| RECORDS FOR THE EXERCISE |

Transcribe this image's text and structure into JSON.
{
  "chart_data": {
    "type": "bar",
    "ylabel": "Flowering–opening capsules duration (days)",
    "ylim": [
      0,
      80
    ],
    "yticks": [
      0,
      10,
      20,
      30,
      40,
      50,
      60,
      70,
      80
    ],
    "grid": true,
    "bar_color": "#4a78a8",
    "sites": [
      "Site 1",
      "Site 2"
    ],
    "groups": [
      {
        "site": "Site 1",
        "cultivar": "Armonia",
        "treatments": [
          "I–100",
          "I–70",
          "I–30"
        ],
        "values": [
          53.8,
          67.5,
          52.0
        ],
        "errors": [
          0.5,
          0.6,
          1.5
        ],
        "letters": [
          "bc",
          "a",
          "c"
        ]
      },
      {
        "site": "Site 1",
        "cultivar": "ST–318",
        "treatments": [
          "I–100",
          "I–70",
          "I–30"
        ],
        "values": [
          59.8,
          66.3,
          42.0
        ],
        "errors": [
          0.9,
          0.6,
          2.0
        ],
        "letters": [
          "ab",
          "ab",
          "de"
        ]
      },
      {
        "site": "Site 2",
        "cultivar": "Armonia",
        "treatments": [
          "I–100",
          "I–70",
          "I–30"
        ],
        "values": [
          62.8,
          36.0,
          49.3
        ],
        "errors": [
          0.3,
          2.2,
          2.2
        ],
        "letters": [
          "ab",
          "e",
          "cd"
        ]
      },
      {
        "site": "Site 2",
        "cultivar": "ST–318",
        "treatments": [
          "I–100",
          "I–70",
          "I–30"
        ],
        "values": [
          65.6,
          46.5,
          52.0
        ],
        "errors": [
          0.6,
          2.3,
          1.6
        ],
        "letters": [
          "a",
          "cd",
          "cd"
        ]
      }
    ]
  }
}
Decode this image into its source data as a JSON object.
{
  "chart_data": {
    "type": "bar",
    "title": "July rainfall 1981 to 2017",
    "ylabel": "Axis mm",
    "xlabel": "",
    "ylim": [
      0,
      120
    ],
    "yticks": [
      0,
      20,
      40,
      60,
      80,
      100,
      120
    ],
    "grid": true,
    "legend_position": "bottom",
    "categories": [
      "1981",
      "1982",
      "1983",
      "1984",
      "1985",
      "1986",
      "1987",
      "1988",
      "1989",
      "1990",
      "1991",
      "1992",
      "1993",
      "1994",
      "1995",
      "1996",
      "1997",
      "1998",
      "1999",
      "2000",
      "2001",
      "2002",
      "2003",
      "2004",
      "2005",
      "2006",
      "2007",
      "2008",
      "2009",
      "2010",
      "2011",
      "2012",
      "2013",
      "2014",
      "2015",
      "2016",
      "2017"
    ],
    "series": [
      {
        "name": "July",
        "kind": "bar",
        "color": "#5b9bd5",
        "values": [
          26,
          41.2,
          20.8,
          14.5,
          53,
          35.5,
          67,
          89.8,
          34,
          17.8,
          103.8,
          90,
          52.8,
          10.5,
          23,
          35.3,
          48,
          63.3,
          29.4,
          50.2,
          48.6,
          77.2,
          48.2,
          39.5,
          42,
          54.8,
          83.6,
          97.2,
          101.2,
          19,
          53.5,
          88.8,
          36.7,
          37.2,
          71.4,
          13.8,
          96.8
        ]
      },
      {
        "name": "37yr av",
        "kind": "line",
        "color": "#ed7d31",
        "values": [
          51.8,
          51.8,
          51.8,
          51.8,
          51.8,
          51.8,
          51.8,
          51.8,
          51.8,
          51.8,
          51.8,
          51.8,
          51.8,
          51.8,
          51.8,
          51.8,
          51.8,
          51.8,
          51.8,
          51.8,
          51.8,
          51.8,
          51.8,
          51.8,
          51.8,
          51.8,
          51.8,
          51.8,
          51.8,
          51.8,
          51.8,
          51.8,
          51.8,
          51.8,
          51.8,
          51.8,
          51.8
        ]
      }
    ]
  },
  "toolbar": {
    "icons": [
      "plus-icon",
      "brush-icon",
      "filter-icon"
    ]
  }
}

| REQUEST |
Reproduce every line of the data verbatim.

| TASK ANSWER |
Transcribe this image's text and structure into JSON.
{
  "chart_data": {
    "type": "bar",
    "ylabel": "Flowering–opening capsules duration (days)",
    "ylim": [
      0,
      80
    ],
    "yticks": [
      0,
      10,
      20,
      30,
      40,
      50,
      60,
      70,
      80
    ],
    "grid": true,
    "bar_color": "#4a78a8",
    "sites": [
      "Site 1",
      "Site 2"
    ],
    "groups": [
      {
        "site": "Site 1",
        "cultivar": "Armonia",
        "treatments": [
          "I–100",
          "I–70",
          "I–30"
        ],
        "values": [
          53.8,
          67.5,
          52.0
        ],
        "errors": [
          0.5,
          0.6,
          1.5
        ],
        "letters": [
          "bc",
          "a",
          "c"
        ]
      },
      {
        "site": "Site 1",
        "cultivar": "ST–318",
        "treatments": [
          "I–100",
          "I–70",
          "I–30"
        ],
        "values": [
          59.8,
          66.3,
          42.0
        ],
        "errors": [
          0.9,
          0.6,
          2.0
        ],
        "letters": [
          "ab",
          "ab",
          "de"
        ]
      },
      {
        "site": "Site 2",
        "cultivar": "Armonia",
        "treatments": [
          "I–100",
          "I–70",
          "I–30"
        ],
        "values": [
          62.8,
          36.0,
          49.3
        ],
        "errors": [
          0.3,
          2.2,
          2.2
        ],
        "letters": [
          "ab",
          "e",
          "cd"
        ]
      },
      {
        "site": "Site 2",
        "cultivar": "ST–318",
        "treatments": [
          "I–100",
          "I–70",
          "I–30"
        ],
        "values": [
          65.6,
          46.5,
          52.0
        ],
        "errors": [
          0.6,
          2.3,
          1.6
        ],
        "letters": [
          "a",
          "cd",
          "cd"
        ]
      }
    ]
  }
}
Decode this image into its source data as a JSON object.
{
  "chart_data": {
    "type": "bar",
    "title": "July rainfall 1981 to 2017",
    "ylabel": "Axis mm",
    "xlabel": "",
    "ylim": [
      0,
      120
    ],
    "yticks": [
      0,
      20,
      40,
      60,
      80,
      100,
      120
    ],
    "grid": true,
    "legend_position": "bottom",
    "categories": [
      "1981",
      "1982",
      "1983",
      "1984",
      "1985",
      "1986",
      "1987",
      "1988",
      "1989",
      "1990",
      "1991",
      "1992",
      "1993",
      "1994",
      "1995",
      "1996",
      "1997",
      "1998",
      "1999",
      "2000",
      "2001",
      "2002",
      "2003",
      "2004",
      "2005",
      "2006",
      "2007",
      "2008",
      "2009",
      "2010",
      "2011",
      "2012",
      "2013",
      "2014",
      "2015",
      "2016",
      "2017"
    ],
    "series": [
      {
        "name": "July",
        "kind": "bar",
        "color": "#5b9bd5",
        "values": [
          26,
          41.2,
          20.8,
          14.5,
          53,
          35.5,
          67,
          89.8,
          34,
          17.8,
          103.8,
          90,
          52.8,
          10.5,
          23,
          35.3,
          48,
          63.3,
          29.4,
          50.2,
          48.6,
          77.2,
          48.2,
          39.5,
          42,
          54.8,
          83.6,
          97.2,
          101.2,
          19,
          53.5,
          88.8,
          36.7,
          37.2,
          71.4,
          13.8,
          96.8
        ]
      },
      {
        "name": "37yr av",
        "kind": "line",
        "color": "#ed7d31",
        "values": [
          51.8,
          51.8,
          51.8,
          51.8,
          51.8,
          51.8,
          51.8,
          51.8,
          51.8,
          51.8,
          51.8,
          51.8,
          51.8,
          51.8,
          51.8,
          51.8,
          51.8,
          51.8,
          51.8,
          51.8,
          51.8,
          51.8,
          51.8,
          51.8,
          51.8,
          51.8,
          51.8,
          51.8,
          51.8,
          51.8,
          51.8,
          51.8,
          51.8,
          51.8,
          51.8,
          51.8,
          51.8
        ]
      }
    ]
  },
  "toolbar": {
    "icons": [
      "plus-icon",
      "brush-icon",
      "filter-icon"
    ]
  }
}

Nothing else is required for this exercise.